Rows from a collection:
::::::::::
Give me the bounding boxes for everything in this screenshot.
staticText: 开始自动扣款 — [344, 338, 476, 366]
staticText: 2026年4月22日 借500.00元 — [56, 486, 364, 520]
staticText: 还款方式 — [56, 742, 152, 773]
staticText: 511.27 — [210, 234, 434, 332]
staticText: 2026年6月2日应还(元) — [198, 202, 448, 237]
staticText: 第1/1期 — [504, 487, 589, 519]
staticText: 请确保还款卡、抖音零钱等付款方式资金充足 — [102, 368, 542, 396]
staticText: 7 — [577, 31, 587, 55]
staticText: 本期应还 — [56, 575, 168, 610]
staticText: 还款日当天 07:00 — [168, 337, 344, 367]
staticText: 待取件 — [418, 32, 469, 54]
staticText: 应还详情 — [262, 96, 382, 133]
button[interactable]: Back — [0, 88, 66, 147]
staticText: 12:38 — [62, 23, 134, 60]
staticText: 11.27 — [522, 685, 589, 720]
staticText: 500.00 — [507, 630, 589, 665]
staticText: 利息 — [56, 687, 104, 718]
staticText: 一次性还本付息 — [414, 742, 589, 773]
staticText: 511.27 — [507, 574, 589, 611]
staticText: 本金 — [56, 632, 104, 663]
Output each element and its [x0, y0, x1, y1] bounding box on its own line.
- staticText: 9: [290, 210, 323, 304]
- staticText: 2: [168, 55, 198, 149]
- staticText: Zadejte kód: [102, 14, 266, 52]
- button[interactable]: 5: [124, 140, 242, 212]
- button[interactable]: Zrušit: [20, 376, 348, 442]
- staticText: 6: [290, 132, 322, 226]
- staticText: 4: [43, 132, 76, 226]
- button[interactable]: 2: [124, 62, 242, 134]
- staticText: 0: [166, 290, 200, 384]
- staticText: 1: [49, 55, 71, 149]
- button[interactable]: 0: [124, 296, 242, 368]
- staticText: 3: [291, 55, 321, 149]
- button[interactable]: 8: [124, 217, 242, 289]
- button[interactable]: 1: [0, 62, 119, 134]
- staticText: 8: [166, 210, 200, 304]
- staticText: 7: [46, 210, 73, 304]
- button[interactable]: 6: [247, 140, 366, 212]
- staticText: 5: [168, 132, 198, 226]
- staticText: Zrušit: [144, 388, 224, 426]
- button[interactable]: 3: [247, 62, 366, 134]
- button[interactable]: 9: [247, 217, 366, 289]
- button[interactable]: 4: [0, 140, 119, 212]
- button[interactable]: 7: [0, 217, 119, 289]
::::::::::
**PROBLEM**
Copy every row above word for word, keeping each line as it appears.

**ANSWER TO THE PROBLEM**
Give me the bounding boxes for everything in this screenshot.
staticText: 开始自动扣款 — [344, 338, 476, 366]
staticText: 2026年4月22日 借500.00元 — [56, 486, 364, 520]
staticText: 还款方式 — [56, 742, 152, 773]
staticText: 511.27 — [210, 234, 434, 332]
staticText: 2026年6月2日应还(元) — [198, 202, 448, 237]
staticText: 第1/1期 — [504, 487, 589, 519]
staticText: 请确保还款卡、抖音零钱等付款方式资金充足 — [102, 368, 542, 396]
staticText: 7 — [577, 31, 587, 55]
staticText: 本期应还 — [56, 575, 168, 610]
staticText: 还款日当天 07:00 — [168, 337, 344, 367]
staticText: 待取件 — [418, 32, 469, 54]
staticText: 应还详情 — [262, 96, 382, 133]
button[interactable]: Back — [0, 88, 66, 147]
staticText: 12:38 — [62, 23, 134, 60]
staticText: 11.27 — [522, 685, 589, 720]
staticText: 500.00 — [507, 630, 589, 665]
staticText: 利息 — [56, 687, 104, 718]
staticText: 一次性还本付息 — [414, 742, 589, 773]
staticText: 511.27 — [507, 574, 589, 611]
staticText: 本金 — [56, 632, 104, 663]
Output each element and its [x0, y0, x1, y1] bounding box on its own line.
- staticText: 9: [290, 210, 323, 304]
- staticText: 2: [168, 55, 198, 149]
- staticText: Zadejte kód: [102, 14, 266, 52]
- button[interactable]: 5: [124, 140, 242, 212]
- button[interactable]: Zrušit: [20, 376, 348, 442]
- staticText: 6: [290, 132, 322, 226]
- staticText: 4: [43, 132, 76, 226]
- button[interactable]: 2: [124, 62, 242, 134]
- staticText: 0: [166, 290, 200, 384]
- staticText: 1: [49, 55, 71, 149]
- button[interactable]: 0: [124, 296, 242, 368]
- staticText: 3: [291, 55, 321, 149]
- button[interactable]: 8: [124, 217, 242, 289]
- button[interactable]: 1: [0, 62, 119, 134]
- staticText: 8: [166, 210, 200, 304]
- staticText: 7: [46, 210, 73, 304]
- button[interactable]: 6: [247, 140, 366, 212]
- staticText: 5: [168, 132, 198, 226]
- staticText: Zrušit: [144, 388, 224, 426]
- button[interactable]: 3: [247, 62, 366, 134]
- button[interactable]: 9: [247, 217, 366, 289]
- button[interactable]: 4: [0, 140, 119, 212]
- button[interactable]: 7: [0, 217, 119, 289]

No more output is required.